═════ The data ═════

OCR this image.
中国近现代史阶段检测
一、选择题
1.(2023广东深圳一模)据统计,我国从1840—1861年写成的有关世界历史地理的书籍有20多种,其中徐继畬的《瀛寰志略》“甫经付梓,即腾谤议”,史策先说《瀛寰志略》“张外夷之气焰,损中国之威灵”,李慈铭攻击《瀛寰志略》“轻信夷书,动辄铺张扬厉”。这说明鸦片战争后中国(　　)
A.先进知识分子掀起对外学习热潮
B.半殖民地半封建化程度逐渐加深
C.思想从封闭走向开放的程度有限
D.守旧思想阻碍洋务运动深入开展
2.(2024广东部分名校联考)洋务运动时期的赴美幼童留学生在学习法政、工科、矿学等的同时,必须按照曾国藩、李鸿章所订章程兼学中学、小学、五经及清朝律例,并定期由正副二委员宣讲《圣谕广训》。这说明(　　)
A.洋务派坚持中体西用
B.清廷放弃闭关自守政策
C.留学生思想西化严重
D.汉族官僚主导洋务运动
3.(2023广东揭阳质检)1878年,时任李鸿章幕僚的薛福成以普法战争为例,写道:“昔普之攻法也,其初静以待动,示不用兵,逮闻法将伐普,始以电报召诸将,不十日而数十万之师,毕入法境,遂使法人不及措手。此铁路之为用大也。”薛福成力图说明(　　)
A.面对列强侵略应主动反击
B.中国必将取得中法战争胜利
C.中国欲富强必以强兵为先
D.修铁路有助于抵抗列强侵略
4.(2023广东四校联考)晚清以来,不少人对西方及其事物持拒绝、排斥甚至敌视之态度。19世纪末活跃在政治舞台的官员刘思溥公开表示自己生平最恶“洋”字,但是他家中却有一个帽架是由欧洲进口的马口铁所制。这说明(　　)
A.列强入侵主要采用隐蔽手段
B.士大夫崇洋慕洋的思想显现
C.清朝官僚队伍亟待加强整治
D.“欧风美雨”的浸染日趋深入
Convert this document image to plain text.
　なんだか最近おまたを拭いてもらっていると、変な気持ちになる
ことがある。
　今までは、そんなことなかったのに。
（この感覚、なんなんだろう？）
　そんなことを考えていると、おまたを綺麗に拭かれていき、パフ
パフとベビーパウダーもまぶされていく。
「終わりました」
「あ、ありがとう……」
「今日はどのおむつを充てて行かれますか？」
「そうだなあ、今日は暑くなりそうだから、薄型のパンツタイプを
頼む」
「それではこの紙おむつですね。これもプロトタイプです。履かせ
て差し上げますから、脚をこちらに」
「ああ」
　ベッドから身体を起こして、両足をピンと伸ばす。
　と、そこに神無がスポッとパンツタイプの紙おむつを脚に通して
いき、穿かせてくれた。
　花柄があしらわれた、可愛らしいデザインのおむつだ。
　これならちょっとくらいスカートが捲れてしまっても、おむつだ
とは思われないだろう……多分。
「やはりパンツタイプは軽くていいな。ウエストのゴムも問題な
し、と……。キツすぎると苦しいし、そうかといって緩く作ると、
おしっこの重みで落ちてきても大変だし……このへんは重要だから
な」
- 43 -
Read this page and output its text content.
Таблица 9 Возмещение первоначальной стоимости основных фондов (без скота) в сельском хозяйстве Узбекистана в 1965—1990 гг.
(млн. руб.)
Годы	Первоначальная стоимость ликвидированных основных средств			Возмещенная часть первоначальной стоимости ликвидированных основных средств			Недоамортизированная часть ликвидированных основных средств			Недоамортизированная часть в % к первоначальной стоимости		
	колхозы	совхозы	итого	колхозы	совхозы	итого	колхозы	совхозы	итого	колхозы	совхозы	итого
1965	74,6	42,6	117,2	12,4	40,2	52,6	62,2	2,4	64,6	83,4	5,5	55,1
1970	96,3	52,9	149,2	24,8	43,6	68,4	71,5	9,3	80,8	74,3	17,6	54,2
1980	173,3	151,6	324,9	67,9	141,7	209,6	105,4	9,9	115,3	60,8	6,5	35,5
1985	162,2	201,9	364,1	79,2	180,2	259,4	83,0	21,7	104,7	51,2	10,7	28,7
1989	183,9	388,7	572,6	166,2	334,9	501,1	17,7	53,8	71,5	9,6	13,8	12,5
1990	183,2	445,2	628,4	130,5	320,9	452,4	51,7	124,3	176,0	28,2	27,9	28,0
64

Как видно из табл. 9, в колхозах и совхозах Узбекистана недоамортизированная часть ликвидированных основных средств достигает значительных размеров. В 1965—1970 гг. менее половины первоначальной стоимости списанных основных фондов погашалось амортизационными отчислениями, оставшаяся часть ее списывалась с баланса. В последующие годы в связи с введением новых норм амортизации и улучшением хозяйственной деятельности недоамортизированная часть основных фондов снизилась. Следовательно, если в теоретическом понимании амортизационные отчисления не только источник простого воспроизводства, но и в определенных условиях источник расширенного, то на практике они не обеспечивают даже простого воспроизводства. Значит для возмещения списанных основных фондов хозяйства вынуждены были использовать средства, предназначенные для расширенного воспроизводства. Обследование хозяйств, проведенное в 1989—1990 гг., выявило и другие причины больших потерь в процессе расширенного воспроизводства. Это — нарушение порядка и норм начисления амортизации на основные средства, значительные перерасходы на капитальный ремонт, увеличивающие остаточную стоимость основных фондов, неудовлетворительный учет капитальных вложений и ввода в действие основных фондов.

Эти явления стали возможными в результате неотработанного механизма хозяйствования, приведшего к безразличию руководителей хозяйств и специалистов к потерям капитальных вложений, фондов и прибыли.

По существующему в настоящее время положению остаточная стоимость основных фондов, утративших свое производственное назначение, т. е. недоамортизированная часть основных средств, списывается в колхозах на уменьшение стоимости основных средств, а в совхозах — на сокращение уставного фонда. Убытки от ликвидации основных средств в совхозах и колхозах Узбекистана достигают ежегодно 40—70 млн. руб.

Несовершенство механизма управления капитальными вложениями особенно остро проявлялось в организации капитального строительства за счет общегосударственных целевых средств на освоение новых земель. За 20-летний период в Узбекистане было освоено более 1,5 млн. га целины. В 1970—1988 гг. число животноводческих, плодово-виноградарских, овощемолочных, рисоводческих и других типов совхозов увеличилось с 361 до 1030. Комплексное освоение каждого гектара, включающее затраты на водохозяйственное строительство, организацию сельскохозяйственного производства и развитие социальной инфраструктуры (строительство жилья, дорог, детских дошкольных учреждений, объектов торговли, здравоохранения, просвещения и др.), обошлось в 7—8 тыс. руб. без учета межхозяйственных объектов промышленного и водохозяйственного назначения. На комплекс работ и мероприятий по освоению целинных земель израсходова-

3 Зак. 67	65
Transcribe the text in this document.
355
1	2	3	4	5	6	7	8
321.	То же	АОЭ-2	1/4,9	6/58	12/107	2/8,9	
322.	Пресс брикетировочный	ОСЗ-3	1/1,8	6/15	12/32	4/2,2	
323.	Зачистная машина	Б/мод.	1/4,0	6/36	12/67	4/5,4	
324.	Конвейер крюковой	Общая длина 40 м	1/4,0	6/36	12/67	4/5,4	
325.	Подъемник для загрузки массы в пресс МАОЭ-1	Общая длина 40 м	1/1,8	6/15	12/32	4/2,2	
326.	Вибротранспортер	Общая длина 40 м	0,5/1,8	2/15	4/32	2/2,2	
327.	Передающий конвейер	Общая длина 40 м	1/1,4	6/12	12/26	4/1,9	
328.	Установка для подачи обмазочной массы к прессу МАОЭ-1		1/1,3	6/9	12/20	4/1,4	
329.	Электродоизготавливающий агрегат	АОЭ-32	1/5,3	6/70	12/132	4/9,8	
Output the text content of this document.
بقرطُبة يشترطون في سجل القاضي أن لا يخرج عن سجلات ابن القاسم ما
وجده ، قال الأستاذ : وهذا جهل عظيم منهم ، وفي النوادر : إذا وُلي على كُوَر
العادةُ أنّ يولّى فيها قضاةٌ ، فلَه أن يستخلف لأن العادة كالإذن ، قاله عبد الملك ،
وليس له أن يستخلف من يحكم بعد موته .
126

═════

▸ **Directions**
Using the records above, copy every line that has the word "document" in it.

▸ **Output**
Convert this document image to plain text.
Transcribe the text in this document.
Output the text content of this document.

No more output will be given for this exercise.